**WORK REQUIRED:** Keep only the lines of the listing that include the word "的最大值为", and copy them.

(Dataset entries)
• • • •

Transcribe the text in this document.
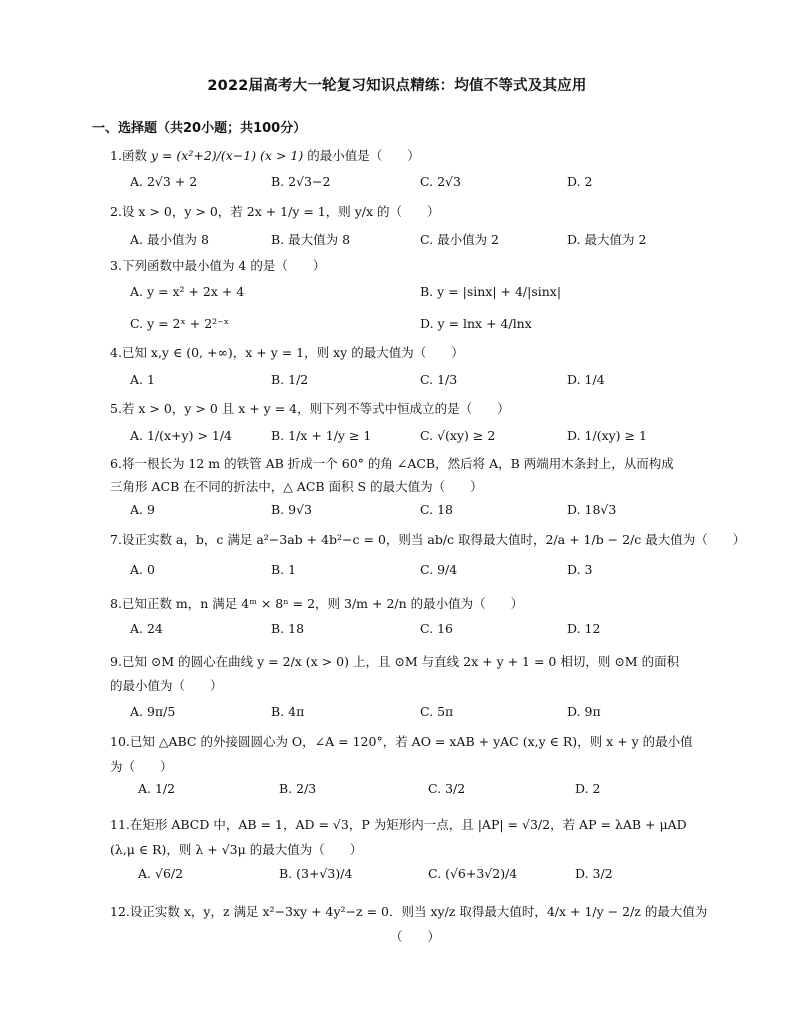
2022届高考大一轮复习知识点精练：均值不等式及其应用
一、选择题（共20小题；共100分）
1.函数 y = (x²+2)/(x−1) (x > 1) 的最小值是（　　）
A. 2√3 + 2	B. 2√3−2	C. 2√3	D. 2
2.设 x > 0，y > 0，若 2x + 1/y = 1，则 y/x 的（　　）
A. 最小值为 8	B. 最大值为 8	C. 最小值为 2	D. 最大值为 2
3.下列函数中最小值为 4 的是（　　）
A. y = x² + 2x + 4	B. y = |sinx| + 4/|sinx|
C. y = 2ˣ + 2²⁻ˣ	D. y = lnx + 4/lnx
4.已知 x,y ∈ (0, +∞)，x + y = 1，则 xy 的最大值为（　　）
A. 1	B. 1/2	C. 1/3	D. 1/4
5.若 x > 0，y > 0 且 x + y = 4，则下列不等式中恒成立的是（　　）
A. 1/(x+y) > 1/4	B. 1/x + 1/y ≥ 1	C. √(xy) ≥ 2	D. 1/(xy) ≥ 1
6.将一根长为 12 m 的铁管 AB 折成一个 60° 的角 ∠ACB，然后将 A，B 两端用木条封上，从而构成
三角形 ACB 在不同的折法中，△ ACB 面积 S 的最大值为（　　）
A. 9	B. 9√3	C. 18	D. 18√3
7.设正实数 a，b，c 满足 a²−3ab + 4b²−c = 0，则当 ab/c 取得最大值时，2/a + 1/b − 2/c 最大值为（　　）
A. 0	B. 1	C. 9/4	D. 3
8.已知正数 m，n 满足 4ᵐ × 8ⁿ = 2，则 3/m + 2/n 的最小值为（　　）
A. 24	B. 18	C. 16	D. 12
9.已知 ⊙M 的圆心在曲线 y = 2/x (x > 0) 上，且 ⊙M 与直线 2x + y + 1 = 0 相切，则 ⊙M 的面积
的最小值为（　　）
A. 9π/5	B. 4π	C. 5π	D. 9π
10.已知 △ABC 的外接圆圆心为 O，∠A = 120°，若 AO = xAB + yAC (x,y ∈ R)，则 x + y 的最小值
为（　　）
A. 1/2	B. 2/3	C. 3/2	D. 2
11.在矩形 ABCD 中，AB = 1，AD = √3，P 为矩形内一点，且 |AP| = √3/2，若 AP = λAB + μAD
(λ,μ ∈ R)，则 λ + √3μ 的最大值为（　　）
A. √6/2	B. (3+√3)/4	C. (√6+3√2)/4	D. 3/2
12.设正实数 x，y，z 满足 x²−3xy + 4y²−z = 0．则当 xy/z 取得最大值时，4/x + 1/y − 2/z 的最大值为
（　　）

• • • •

**THE REPLY:**
4.已知 x,y ∈ (0, +∞)，x + y = 1，则 xy 的最大值为（　　）
三角形 ACB 在不同的折法中，△ ACB 面积 S 的最大值为（　　）
(λ,μ ∈ R)，则 λ + √3μ 的最大值为（　　）
12.设正实数 x，y，z 满足 x²−3xy + 4y²−z = 0．则当 xy/z 取得最大值时，4/x + 1/y − 2/z 的最大值为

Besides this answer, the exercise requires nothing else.